# Problem statement:
Search the material for the word "Video" and report each line where it turns up.
====== Supplied material ======
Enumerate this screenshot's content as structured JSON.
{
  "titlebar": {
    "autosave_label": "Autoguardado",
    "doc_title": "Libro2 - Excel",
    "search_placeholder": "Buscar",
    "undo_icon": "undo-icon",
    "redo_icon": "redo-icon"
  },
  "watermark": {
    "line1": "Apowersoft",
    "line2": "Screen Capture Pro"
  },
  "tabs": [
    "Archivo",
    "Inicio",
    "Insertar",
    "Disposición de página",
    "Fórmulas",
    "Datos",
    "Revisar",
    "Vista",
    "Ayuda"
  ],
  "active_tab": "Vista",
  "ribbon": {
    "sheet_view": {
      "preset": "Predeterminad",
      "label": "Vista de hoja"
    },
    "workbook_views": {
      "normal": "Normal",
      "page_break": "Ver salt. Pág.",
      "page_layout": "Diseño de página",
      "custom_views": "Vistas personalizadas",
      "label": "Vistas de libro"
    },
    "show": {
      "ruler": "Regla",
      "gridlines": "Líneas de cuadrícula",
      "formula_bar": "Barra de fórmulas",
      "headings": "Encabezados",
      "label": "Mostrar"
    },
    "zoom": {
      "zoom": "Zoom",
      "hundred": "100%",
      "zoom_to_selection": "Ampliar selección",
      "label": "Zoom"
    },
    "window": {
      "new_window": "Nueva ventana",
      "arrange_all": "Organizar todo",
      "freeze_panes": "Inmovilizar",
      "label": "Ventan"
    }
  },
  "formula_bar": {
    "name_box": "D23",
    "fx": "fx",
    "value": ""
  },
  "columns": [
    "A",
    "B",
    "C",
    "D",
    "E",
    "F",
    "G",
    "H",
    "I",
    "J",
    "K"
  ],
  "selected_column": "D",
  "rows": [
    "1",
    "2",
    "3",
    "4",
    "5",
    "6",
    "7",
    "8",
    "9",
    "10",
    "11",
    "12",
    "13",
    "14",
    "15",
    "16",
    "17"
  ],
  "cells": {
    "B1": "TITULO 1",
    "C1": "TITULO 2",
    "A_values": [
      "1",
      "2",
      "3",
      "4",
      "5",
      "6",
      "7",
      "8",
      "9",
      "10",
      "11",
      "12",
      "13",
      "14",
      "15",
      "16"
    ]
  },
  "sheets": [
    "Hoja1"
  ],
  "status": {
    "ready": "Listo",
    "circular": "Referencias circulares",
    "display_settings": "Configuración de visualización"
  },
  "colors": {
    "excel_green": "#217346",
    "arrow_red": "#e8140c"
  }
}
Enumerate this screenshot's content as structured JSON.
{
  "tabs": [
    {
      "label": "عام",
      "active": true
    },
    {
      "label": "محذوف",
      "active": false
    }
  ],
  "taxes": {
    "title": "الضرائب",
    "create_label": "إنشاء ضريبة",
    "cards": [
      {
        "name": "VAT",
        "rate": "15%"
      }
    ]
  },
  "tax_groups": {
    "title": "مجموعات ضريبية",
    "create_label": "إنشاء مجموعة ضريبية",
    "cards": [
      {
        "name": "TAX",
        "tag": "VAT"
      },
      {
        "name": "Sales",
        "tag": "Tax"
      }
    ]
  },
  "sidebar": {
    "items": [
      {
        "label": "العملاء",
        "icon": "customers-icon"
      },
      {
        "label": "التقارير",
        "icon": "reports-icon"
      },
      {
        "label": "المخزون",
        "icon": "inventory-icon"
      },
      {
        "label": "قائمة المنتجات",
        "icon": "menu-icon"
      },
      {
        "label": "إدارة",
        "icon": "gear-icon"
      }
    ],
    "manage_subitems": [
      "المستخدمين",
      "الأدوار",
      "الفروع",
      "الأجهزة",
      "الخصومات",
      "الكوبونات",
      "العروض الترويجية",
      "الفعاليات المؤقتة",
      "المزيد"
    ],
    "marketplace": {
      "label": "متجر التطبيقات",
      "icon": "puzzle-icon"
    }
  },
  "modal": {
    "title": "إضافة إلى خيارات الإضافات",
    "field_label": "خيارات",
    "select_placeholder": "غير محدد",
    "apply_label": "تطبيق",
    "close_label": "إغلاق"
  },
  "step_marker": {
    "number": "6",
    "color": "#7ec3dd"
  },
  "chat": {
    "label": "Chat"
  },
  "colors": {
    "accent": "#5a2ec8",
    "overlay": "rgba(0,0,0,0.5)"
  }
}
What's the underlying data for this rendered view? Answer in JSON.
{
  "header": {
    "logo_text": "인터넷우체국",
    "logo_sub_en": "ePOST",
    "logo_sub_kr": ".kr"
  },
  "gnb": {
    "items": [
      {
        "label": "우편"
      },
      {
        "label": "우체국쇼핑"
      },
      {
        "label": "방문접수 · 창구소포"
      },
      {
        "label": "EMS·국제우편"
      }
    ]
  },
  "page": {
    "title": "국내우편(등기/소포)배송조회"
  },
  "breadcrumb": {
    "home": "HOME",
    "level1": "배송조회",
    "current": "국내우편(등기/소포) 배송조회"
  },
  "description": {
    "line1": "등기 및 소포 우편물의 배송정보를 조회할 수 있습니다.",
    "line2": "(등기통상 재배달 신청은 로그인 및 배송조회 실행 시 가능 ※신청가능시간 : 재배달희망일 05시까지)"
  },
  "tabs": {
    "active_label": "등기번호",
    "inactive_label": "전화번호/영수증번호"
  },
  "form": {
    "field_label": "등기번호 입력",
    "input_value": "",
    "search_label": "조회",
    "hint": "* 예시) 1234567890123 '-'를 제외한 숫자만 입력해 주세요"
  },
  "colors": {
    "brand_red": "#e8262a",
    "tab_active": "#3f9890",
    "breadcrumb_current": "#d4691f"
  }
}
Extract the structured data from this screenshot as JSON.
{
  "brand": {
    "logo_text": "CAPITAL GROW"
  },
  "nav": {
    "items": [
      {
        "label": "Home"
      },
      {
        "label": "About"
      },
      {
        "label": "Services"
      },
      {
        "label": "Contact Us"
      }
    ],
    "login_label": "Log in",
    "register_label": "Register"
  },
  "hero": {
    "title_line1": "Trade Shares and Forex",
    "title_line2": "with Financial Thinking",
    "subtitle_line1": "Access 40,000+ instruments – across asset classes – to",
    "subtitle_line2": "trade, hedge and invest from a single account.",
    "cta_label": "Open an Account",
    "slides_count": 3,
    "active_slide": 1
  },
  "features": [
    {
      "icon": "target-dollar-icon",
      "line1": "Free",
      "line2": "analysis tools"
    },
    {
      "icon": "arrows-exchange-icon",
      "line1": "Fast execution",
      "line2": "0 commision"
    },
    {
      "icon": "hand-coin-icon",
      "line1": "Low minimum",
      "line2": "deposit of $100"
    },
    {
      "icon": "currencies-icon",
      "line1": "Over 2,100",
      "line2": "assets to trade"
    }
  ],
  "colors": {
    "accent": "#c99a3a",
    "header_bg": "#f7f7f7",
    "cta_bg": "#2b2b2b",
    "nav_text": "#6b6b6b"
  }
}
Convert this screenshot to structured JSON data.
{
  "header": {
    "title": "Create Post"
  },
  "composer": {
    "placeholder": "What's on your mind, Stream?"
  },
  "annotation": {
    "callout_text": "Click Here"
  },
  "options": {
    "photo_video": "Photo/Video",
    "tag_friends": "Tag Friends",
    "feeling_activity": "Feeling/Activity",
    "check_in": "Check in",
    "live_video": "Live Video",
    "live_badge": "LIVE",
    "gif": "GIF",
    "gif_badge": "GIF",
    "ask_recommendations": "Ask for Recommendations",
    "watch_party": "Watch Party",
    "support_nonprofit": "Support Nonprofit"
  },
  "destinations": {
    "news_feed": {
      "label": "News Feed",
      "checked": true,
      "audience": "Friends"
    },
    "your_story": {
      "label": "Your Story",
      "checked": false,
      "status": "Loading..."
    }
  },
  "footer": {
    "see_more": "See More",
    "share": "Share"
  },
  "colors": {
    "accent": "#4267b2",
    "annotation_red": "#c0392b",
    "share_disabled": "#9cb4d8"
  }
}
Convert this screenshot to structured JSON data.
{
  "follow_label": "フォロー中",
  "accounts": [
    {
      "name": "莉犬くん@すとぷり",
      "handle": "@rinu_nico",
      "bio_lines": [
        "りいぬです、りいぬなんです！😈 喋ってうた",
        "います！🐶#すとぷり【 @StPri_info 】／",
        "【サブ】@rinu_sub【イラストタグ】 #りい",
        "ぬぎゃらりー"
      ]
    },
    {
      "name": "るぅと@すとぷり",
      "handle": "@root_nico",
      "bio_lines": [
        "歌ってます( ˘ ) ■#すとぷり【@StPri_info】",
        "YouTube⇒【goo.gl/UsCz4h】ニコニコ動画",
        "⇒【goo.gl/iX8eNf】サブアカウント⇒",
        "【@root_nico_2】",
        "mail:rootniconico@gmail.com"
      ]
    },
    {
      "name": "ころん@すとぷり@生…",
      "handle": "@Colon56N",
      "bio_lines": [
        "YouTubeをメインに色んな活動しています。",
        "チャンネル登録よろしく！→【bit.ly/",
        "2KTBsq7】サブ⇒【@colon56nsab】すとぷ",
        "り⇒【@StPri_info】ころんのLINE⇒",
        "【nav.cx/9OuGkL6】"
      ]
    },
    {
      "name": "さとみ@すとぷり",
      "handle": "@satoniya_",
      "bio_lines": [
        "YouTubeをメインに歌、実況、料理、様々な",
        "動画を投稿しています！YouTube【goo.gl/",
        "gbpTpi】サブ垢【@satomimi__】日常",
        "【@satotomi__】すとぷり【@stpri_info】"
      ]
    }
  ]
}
======
# Reply to the task:
    "photo_video": "Photo/Video",
    "live_video": "Live Video",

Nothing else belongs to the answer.